> **SET EXERCISE**
The answer should be a single number: how many lines of the entries below hold the word "Branded".

> **DATASET RECORDS**
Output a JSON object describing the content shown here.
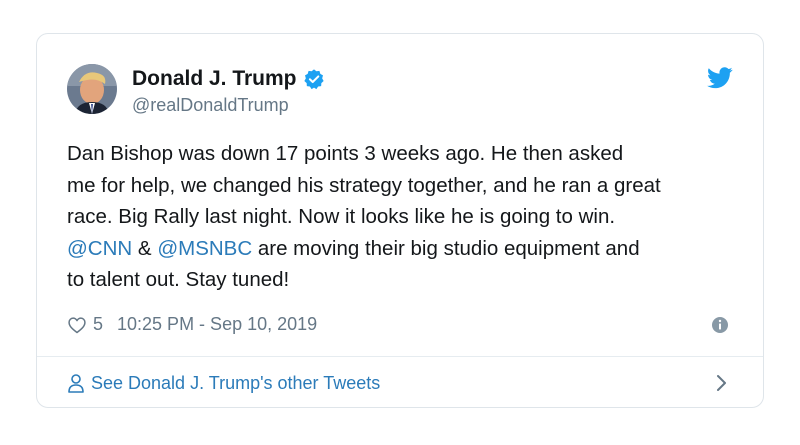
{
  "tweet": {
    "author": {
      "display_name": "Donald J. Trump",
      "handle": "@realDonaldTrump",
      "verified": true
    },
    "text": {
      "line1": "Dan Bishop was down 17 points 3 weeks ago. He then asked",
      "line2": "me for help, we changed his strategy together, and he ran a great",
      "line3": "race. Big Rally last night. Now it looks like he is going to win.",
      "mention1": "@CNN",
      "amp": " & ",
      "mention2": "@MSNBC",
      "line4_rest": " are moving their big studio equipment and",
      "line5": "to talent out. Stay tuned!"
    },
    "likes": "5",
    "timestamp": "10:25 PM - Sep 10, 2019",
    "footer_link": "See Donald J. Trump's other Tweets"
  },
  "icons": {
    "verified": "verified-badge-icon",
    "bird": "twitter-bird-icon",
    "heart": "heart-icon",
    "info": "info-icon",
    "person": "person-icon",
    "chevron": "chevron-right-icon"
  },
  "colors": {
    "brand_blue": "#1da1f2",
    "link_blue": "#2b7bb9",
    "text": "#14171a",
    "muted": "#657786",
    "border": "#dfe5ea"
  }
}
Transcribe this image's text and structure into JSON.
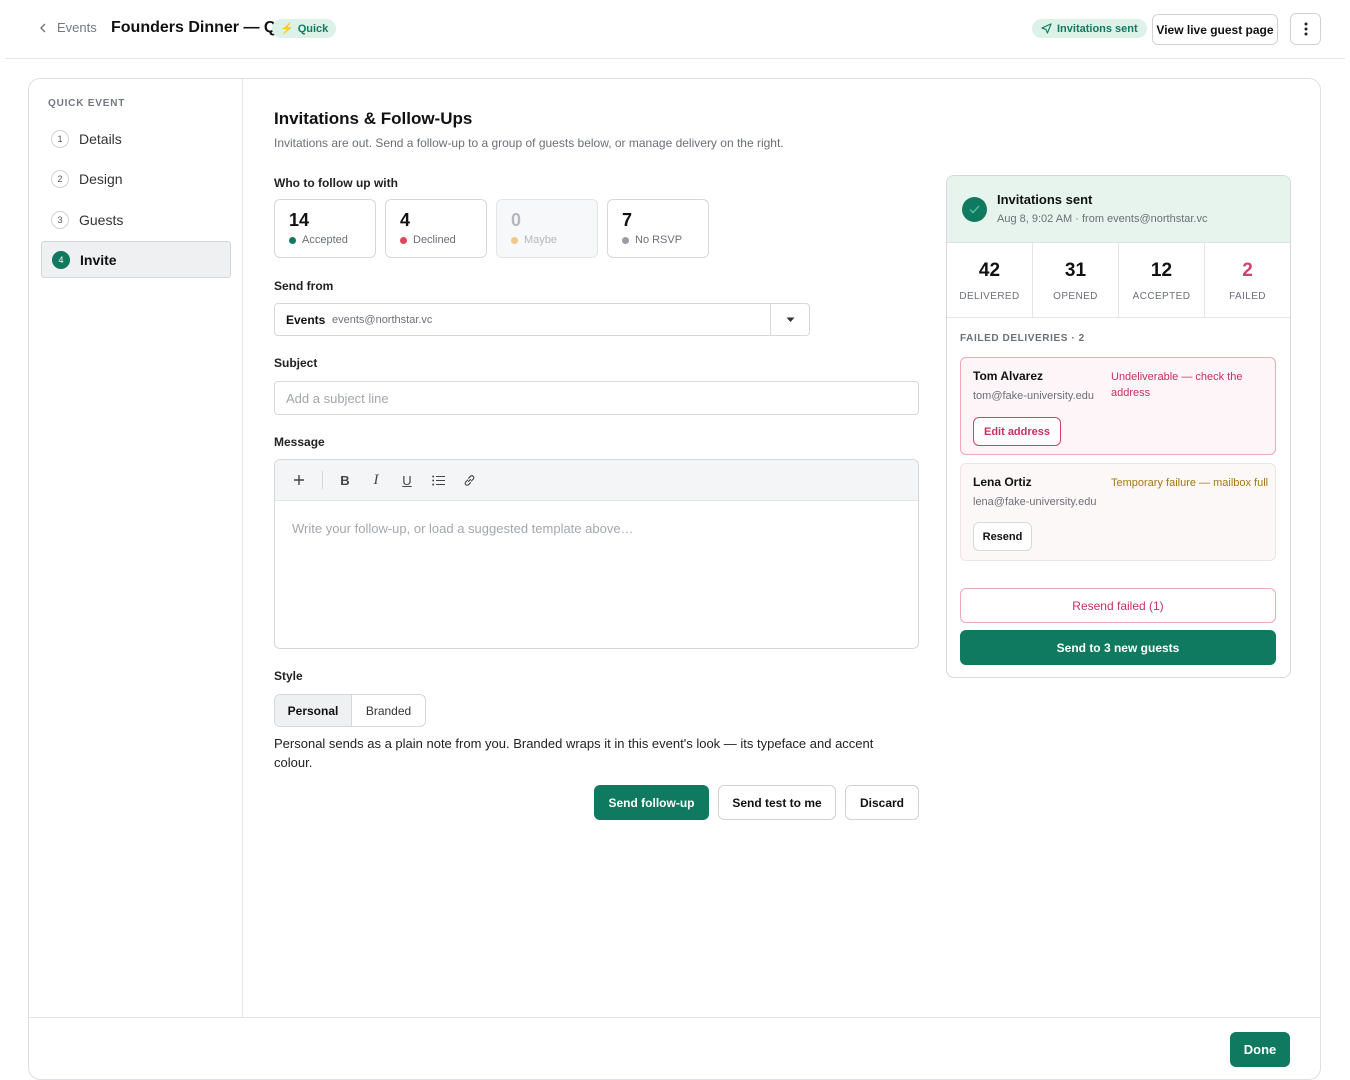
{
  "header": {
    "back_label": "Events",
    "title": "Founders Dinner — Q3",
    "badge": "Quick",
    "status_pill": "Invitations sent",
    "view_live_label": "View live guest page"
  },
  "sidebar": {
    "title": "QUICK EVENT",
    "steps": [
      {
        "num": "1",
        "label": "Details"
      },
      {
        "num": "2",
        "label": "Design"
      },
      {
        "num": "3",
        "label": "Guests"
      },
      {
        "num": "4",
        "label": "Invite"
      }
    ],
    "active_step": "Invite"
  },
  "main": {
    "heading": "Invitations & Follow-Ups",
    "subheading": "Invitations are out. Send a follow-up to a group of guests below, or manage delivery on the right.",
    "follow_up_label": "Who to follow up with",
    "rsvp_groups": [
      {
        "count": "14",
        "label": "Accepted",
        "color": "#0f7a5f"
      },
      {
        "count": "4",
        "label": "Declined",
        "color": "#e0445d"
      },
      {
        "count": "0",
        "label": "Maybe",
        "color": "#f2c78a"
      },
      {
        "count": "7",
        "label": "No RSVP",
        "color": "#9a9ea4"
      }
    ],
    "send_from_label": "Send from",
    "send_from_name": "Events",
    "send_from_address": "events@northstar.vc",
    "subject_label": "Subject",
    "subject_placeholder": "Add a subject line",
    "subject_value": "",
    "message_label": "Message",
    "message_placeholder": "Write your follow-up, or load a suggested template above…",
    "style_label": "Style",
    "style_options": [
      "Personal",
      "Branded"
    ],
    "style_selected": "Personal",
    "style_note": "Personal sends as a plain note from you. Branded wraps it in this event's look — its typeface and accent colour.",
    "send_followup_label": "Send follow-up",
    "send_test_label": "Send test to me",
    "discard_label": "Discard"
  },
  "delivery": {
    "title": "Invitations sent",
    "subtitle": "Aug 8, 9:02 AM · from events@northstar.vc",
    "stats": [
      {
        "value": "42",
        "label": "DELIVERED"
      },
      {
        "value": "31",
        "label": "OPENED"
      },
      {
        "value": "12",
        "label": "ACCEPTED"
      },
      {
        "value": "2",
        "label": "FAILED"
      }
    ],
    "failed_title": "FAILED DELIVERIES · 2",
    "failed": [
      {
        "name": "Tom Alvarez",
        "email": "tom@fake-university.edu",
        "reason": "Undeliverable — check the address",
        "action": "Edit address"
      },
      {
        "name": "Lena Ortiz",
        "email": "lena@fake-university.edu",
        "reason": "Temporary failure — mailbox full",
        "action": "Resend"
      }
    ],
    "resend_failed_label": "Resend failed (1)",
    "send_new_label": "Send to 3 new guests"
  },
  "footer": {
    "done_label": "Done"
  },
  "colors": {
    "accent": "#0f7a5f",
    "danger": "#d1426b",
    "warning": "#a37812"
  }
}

> **TASK OUTPUT**
2